• [Task directions] Every record should be written out exactly, with the pictures left out.

• [Data excerpts]
◆ ◆ ◆ ◆ ◆ ◆ ◆

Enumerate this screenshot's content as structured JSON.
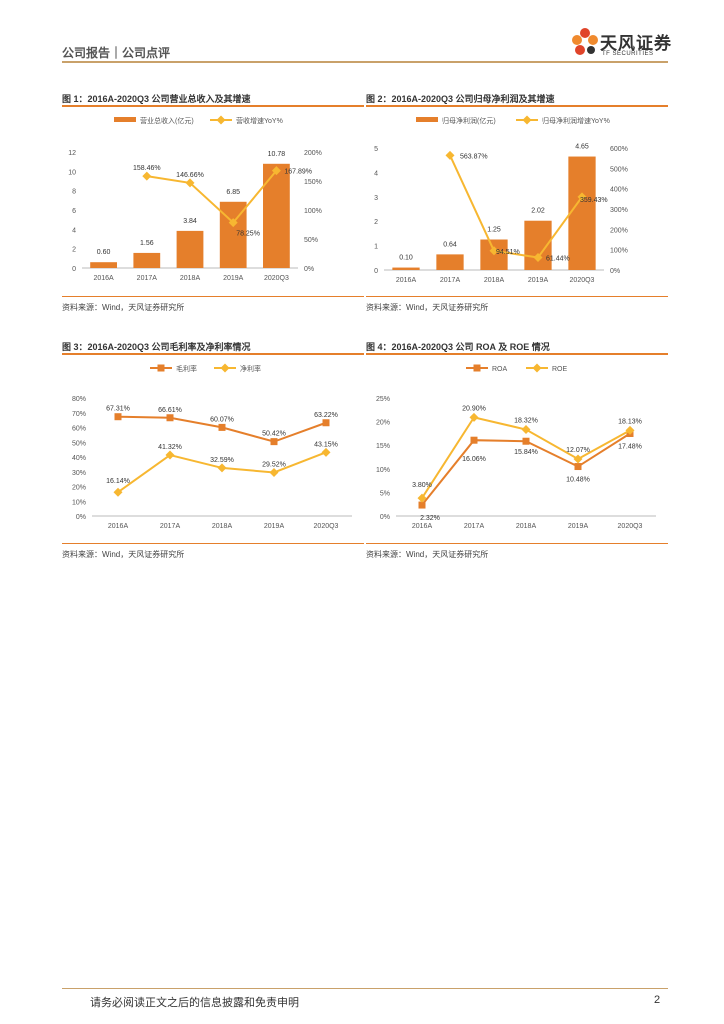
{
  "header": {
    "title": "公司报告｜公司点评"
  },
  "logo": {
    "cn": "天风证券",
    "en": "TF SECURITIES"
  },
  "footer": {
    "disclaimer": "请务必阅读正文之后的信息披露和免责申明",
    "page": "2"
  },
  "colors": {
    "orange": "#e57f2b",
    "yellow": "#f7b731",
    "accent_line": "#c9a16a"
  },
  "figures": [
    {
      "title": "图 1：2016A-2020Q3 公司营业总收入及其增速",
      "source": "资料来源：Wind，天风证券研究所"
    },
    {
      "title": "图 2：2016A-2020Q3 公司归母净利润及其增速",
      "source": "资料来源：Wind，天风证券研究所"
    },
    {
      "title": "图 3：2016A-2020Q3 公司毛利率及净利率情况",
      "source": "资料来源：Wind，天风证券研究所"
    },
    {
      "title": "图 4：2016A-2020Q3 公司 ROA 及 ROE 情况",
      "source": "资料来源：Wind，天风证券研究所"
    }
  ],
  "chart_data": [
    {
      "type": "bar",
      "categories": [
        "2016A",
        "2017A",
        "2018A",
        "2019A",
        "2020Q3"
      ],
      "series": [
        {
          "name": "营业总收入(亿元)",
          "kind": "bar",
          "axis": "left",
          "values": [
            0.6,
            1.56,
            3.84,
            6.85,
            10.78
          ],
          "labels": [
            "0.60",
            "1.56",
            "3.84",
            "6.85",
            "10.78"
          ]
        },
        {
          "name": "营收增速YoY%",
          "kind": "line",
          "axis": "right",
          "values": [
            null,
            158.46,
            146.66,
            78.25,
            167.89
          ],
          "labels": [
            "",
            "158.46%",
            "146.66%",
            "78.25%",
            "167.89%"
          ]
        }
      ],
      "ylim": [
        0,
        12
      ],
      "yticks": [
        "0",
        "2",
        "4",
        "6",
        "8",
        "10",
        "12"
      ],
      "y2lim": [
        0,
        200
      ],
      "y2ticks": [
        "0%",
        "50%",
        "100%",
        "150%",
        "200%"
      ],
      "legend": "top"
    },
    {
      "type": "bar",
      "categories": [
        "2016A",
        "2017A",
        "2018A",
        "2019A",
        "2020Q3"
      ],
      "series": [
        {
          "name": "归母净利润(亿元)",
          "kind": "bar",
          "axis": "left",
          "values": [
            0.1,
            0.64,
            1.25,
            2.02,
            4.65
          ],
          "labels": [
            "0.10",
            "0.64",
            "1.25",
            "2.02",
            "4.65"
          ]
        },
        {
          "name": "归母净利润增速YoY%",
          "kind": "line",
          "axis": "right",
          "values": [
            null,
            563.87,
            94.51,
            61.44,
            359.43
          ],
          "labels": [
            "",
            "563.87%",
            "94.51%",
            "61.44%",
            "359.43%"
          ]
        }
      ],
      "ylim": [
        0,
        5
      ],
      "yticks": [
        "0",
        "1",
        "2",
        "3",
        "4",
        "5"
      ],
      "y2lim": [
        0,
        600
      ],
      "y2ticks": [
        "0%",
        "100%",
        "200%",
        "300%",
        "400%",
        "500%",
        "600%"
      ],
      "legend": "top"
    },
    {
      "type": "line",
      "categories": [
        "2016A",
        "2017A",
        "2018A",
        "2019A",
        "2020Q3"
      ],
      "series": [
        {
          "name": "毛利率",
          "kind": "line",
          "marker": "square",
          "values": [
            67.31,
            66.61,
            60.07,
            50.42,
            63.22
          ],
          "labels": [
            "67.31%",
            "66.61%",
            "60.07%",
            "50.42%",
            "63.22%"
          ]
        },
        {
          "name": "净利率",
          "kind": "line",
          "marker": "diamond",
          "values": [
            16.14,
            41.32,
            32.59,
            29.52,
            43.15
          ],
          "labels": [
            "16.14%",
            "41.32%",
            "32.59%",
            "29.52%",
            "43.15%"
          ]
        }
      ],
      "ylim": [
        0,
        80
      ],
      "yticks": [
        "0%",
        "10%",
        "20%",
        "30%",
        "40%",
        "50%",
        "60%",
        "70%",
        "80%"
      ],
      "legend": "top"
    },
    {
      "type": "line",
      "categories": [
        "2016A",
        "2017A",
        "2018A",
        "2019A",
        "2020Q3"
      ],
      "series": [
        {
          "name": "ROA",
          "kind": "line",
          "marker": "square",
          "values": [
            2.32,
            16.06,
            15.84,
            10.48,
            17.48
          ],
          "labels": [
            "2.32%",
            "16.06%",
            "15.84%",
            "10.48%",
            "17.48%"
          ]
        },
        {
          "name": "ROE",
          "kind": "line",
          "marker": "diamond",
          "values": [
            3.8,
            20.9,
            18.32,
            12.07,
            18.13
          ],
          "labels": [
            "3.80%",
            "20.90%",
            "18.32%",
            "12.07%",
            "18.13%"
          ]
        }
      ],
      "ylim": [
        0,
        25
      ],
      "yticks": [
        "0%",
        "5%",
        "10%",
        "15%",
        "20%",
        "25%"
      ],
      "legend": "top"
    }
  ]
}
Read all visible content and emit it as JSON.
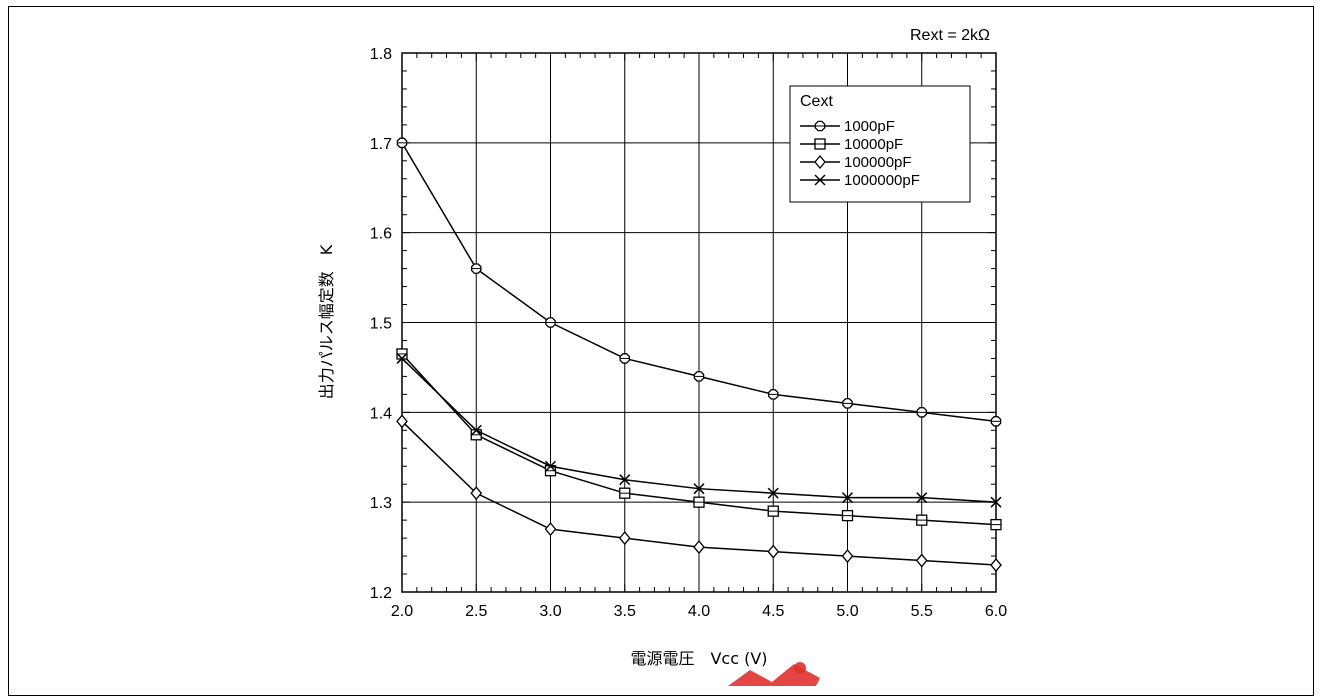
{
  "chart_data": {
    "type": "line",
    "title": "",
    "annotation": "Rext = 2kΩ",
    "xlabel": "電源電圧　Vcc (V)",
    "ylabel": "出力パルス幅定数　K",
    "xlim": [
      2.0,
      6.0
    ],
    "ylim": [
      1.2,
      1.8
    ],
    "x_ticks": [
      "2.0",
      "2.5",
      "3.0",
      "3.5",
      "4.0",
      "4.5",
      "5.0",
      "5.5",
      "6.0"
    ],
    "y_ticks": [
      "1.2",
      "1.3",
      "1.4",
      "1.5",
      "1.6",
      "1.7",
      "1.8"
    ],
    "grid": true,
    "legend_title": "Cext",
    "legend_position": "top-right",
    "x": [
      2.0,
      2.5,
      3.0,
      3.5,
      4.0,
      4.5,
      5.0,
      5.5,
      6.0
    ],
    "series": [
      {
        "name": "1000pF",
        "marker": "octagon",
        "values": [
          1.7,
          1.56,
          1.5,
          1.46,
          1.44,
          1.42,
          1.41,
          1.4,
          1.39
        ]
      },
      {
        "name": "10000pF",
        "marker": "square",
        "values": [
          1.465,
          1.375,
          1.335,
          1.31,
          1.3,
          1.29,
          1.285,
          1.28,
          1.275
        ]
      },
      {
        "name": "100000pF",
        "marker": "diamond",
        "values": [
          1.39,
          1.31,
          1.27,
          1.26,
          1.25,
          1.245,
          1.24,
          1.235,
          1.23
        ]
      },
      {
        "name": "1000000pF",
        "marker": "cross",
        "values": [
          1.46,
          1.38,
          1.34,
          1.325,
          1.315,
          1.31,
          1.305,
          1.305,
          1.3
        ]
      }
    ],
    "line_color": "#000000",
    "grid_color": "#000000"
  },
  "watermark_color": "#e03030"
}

◆ ◆ ◆ ◆ ◆ ◆ ◆

• [Written solution]
Enumerate this screenshot's content as structured JSON.
{
  "header": {
    "title": "公司报告｜公司点评"
  },
  "logo": {
    "cn": "天风证券",
    "en": "TF SECURITIES"
  },
  "footer": {
    "disclaimer": "请务必阅读正文之后的信息披露和免责申明",
    "page": "2"
  },
  "colors": {
    "orange": "#e57f2b",
    "yellow": "#f7b731",
    "accent_line": "#c9a16a"
  },
  "figures": [
    {
      "title": "图 1：2016A-2020Q3 公司营业总收入及其增速",
      "source": "资料来源：Wind，天风证券研究所"
    },
    {
      "title": "图 2：2016A-2020Q3 公司归母净利润及其增速",
      "source": "资料来源：Wind，天风证券研究所"
    },
    {
      "title": "图 3：2016A-2020Q3 公司毛利率及净利率情况",
      "source": "资料来源：Wind，天风证券研究所"
    },
    {
      "title": "图 4：2016A-2020Q3 公司 ROA 及 ROE 情况",
      "source": "资料来源：Wind，天风证券研究所"
    }
  ],
  "chart_data": [
    {
      "type": "bar",
      "categories": [
        "2016A",
        "2017A",
        "2018A",
        "2019A",
        "2020Q3"
      ],
      "series": [
        {
          "name": "营业总收入(亿元)",
          "kind": "bar",
          "axis": "left",
          "values": [
            0.6,
            1.56,
            3.84,
            6.85,
            10.78
          ],
          "labels": [
            "0.60",
            "1.56",
            "3.84",
            "6.85",
            "10.78"
          ]
        },
        {
          "name": "营收增速YoY%",
          "kind": "line",
          "axis": "right",
          "values": [
            null,
            158.46,
            146.66,
            78.25,
            167.89
          ],
          "labels": [
            "",
            "158.46%",
            "146.66%",
            "78.25%",
            "167.89%"
          ]
        }
      ],
      "ylim": [
        0,
        12
      ],
      "yticks": [
        "0",
        "2",
        "4",
        "6",
        "8",
        "10",
        "12"
      ],
      "y2lim": [
        0,
        200
      ],
      "y2ticks": [
        "0%",
        "50%",
        "100%",
        "150%",
        "200%"
      ],
      "legend": "top"
    },
    {
      "type": "bar",
      "categories": [
        "2016A",
        "2017A",
        "2018A",
        "2019A",
        "2020Q3"
      ],
      "series": [
        {
          "name": "归母净利润(亿元)",
          "kind": "bar",
          "axis": "left",
          "values": [
            0.1,
            0.64,
            1.25,
            2.02,
            4.65
          ],
          "labels": [
            "0.10",
            "0.64",
            "1.25",
            "2.02",
            "4.65"
          ]
        },
        {
          "name": "归母净利润增速YoY%",
          "kind": "line",
          "axis": "right",
          "values": [
            null,
            563.87,
            94.51,
            61.44,
            359.43
          ],
          "labels": [
            "",
            "563.87%",
            "94.51%",
            "61.44%",
            "359.43%"
          ]
        }
      ],
      "ylim": [
        0,
        5
      ],
      "yticks": [
        "0",
        "1",
        "2",
        "3",
        "4",
        "5"
      ],
      "y2lim": [
        0,
        600
      ],
      "y2ticks": [
        "0%",
        "100%",
        "200%",
        "300%",
        "400%",
        "500%",
        "600%"
      ],
      "legend": "top"
    },
    {
      "type": "line",
      "categories": [
        "2016A",
        "2017A",
        "2018A",
        "2019A",
        "2020Q3"
      ],
      "series": [
        {
          "name": "毛利率",
          "kind": "line",
          "marker": "square",
          "values": [
            67.31,
            66.61,
            60.07,
            50.42,
            63.22
          ],
          "labels": [
            "67.31%",
            "66.61%",
            "60.07%",
            "50.42%",
            "63.22%"
          ]
        },
        {
          "name": "净利率",
          "kind": "line",
          "marker": "diamond",
          "values": [
            16.14,
            41.32,
            32.59,
            29.52,
            43.15
          ],
          "labels": [
            "16.14%",
            "41.32%",
            "32.59%",
            "29.52%",
            "43.15%"
          ]
        }
      ],
      "ylim": [
        0,
        80
      ],
      "yticks": [
        "0%",
        "10%",
        "20%",
        "30%",
        "40%",
        "50%",
        "60%",
        "70%",
        "80%"
      ],
      "legend": "top"
    },
    {
      "type": "line",
      "categories": [
        "2016A",
        "2017A",
        "2018A",
        "2019A",
        "2020Q3"
      ],
      "series": [
        {
          "name": "ROA",
          "kind": "line",
          "marker": "square",
          "values": [
            2.32,
            16.06,
            15.84,
            10.48,
            17.48
          ],
          "labels": [
            "2.32%",
            "16.06%",
            "15.84%",
            "10.48%",
            "17.48%"
          ]
        },
        {
          "name": "ROE",
          "kind": "line",
          "marker": "diamond",
          "values": [
            3.8,
            20.9,
            18.32,
            12.07,
            18.13
          ],
          "labels": [
            "3.80%",
            "20.90%",
            "18.32%",
            "12.07%",
            "18.13%"
          ]
        }
      ],
      "ylim": [
        0,
        25
      ],
      "yticks": [
        "0%",
        "5%",
        "10%",
        "15%",
        "20%",
        "25%"
      ],
      "legend": "top"
    }
  ]
}
Read all visible content and emit it as JSON.
{
  "chart_data": {
    "type": "line",
    "title": "",
    "annotation": "Rext = 2kΩ",
    "xlabel": "電源電圧　Vcc (V)",
    "ylabel": "出力パルス幅定数　K",
    "xlim": [
      2.0,
      6.0
    ],
    "ylim": [
      1.2,
      1.8
    ],
    "x_ticks": [
      "2.0",
      "2.5",
      "3.0",
      "3.5",
      "4.0",
      "4.5",
      "5.0",
      "5.5",
      "6.0"
    ],
    "y_ticks": [
      "1.2",
      "1.3",
      "1.4",
      "1.5",
      "1.6",
      "1.7",
      "1.8"
    ],
    "grid": true,
    "legend_title": "Cext",
    "legend_position": "top-right",
    "x": [
      2.0,
      2.5,
      3.0,
      3.5,
      4.0,
      4.5,
      5.0,
      5.5,
      6.0
    ],
    "series": [
      {
        "name": "1000pF",
        "marker": "octagon",
        "values": [
          1.7,
          1.56,
          1.5,
          1.46,
          1.44,
          1.42,
          1.41,
          1.4,
          1.39
        ]
      },
      {
        "name": "10000pF",
        "marker": "square",
        "values": [
          1.465,
          1.375,
          1.335,
          1.31,
          1.3,
          1.29,
          1.285,
          1.28,
          1.275
        ]
      },
      {
        "name": "100000pF",
        "marker": "diamond",
        "values": [
          1.39,
          1.31,
          1.27,
          1.26,
          1.25,
          1.245,
          1.24,
          1.235,
          1.23
        ]
      },
      {
        "name": "1000000pF",
        "marker": "cross",
        "values": [
          1.46,
          1.38,
          1.34,
          1.325,
          1.315,
          1.31,
          1.305,
          1.305,
          1.3
        ]
      }
    ],
    "line_color": "#000000",
    "grid_color": "#000000"
  },
  "watermark_color": "#e03030"
}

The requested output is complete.